**Job:** For every line in the records that has the word "místností", make a copy.

**Records:**

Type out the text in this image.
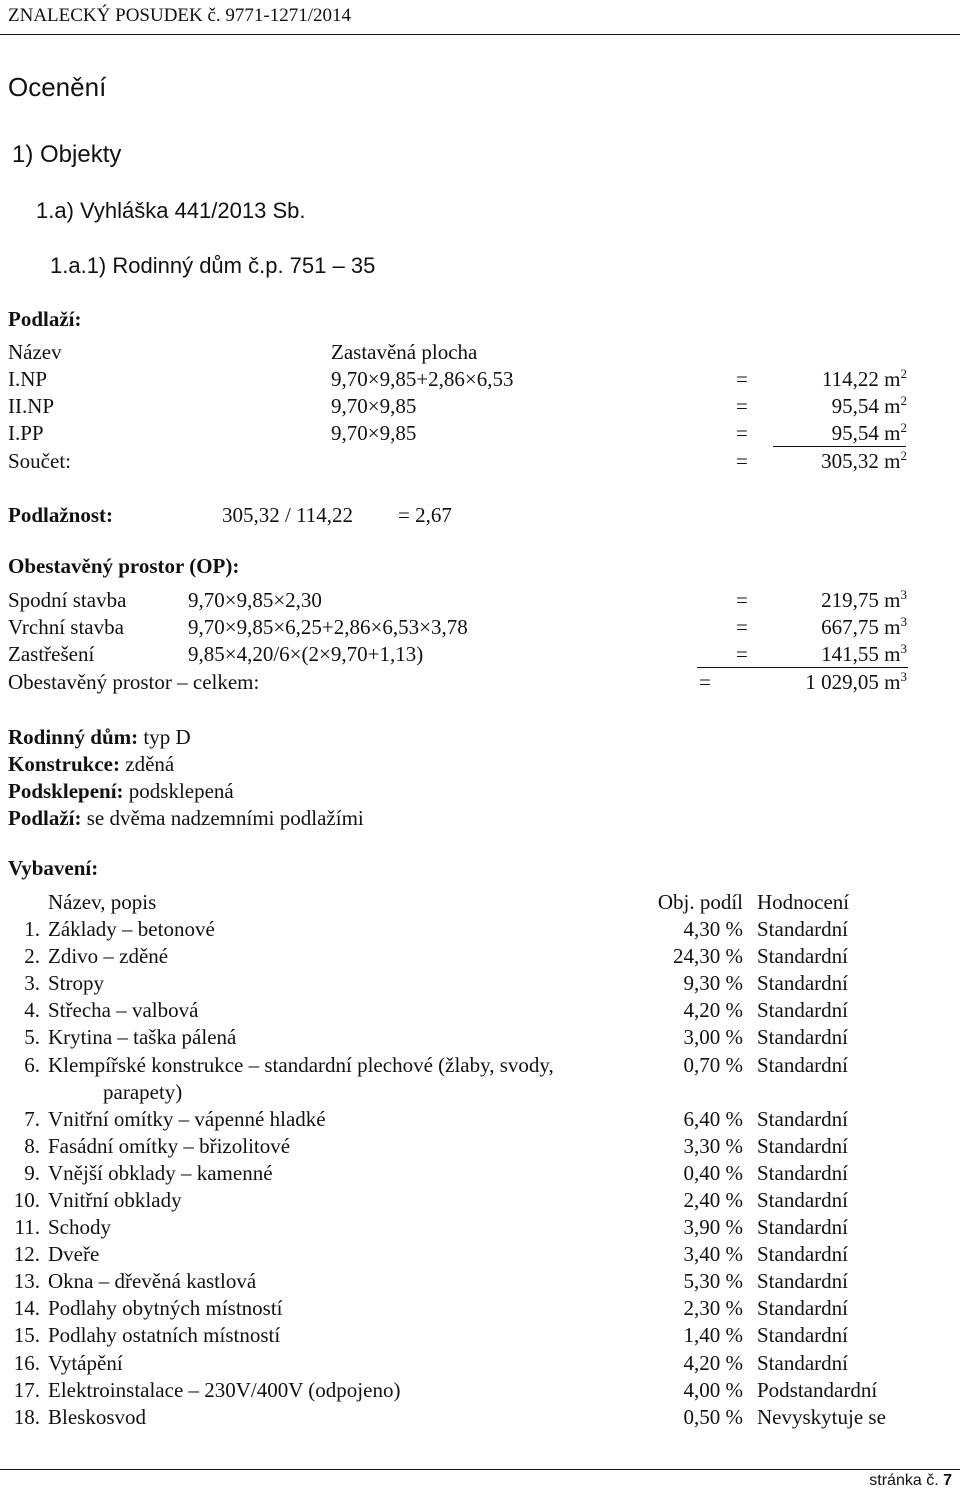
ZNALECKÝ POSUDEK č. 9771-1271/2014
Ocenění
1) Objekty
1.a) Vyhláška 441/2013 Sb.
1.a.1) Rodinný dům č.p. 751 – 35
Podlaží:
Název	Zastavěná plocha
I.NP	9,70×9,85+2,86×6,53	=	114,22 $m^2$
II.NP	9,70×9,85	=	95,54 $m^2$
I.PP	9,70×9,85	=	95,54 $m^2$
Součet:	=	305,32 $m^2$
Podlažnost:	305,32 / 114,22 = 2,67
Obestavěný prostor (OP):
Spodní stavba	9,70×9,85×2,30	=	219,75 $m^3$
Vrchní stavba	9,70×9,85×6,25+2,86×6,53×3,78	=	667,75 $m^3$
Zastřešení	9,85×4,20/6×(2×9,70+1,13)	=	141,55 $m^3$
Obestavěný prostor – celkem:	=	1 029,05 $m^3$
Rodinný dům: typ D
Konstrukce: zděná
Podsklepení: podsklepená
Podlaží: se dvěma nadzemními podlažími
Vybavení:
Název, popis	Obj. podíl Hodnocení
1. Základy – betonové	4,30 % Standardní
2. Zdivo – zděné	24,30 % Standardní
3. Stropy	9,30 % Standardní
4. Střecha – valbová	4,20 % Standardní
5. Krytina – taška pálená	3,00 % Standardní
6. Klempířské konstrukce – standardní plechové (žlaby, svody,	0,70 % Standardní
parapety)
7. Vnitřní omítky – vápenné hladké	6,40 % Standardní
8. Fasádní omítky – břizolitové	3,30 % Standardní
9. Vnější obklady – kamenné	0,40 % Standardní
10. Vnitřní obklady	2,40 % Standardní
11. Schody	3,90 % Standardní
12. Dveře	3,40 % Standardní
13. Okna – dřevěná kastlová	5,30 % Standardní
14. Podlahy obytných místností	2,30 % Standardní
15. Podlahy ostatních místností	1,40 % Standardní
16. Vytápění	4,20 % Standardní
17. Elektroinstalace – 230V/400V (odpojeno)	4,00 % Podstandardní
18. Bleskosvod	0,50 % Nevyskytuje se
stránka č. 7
...
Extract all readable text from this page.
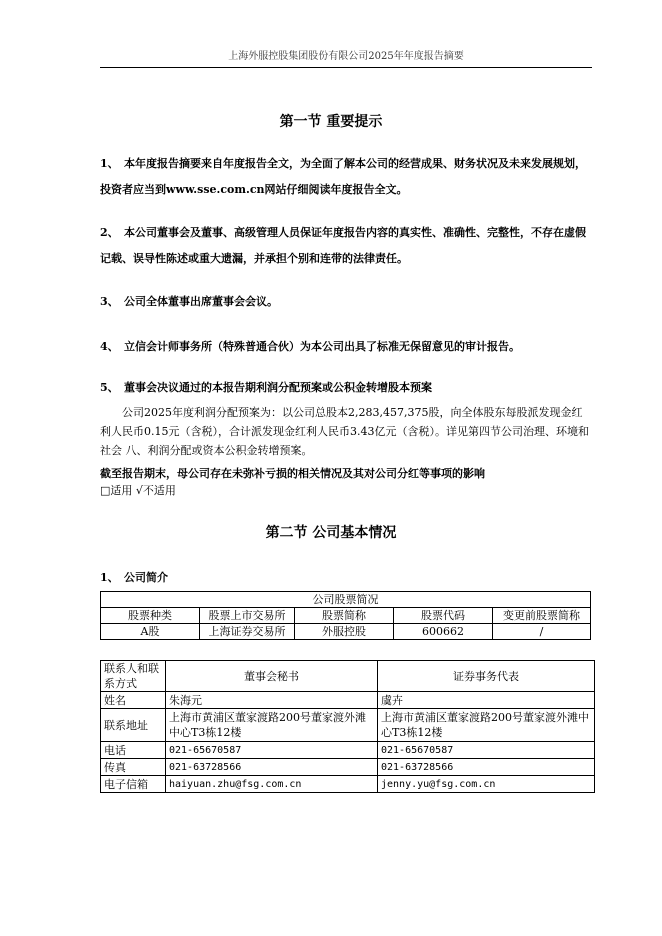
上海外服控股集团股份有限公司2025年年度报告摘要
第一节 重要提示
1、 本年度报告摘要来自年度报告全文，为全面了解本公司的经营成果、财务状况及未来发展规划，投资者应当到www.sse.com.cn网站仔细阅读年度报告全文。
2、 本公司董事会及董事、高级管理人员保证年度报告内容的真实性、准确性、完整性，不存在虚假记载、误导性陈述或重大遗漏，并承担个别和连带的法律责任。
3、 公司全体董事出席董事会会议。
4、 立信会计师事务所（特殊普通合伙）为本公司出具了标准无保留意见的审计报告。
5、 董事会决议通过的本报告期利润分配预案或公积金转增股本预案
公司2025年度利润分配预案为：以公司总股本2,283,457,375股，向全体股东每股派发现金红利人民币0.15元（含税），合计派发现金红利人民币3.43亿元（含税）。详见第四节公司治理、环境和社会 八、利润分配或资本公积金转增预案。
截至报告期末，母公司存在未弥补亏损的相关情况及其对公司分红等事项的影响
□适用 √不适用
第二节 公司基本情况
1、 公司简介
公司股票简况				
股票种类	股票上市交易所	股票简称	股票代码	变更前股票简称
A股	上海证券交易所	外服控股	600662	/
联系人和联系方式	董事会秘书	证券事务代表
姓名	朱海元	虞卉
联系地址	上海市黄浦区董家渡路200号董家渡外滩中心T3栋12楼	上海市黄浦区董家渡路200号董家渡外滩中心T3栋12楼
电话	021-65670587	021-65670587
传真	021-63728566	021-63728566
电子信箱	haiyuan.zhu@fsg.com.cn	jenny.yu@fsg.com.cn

**Result of this task:**
14. Podlahy obytných místností	2,30 % Standardní
15. Podlahy ostatních místností	1,40 % Standardní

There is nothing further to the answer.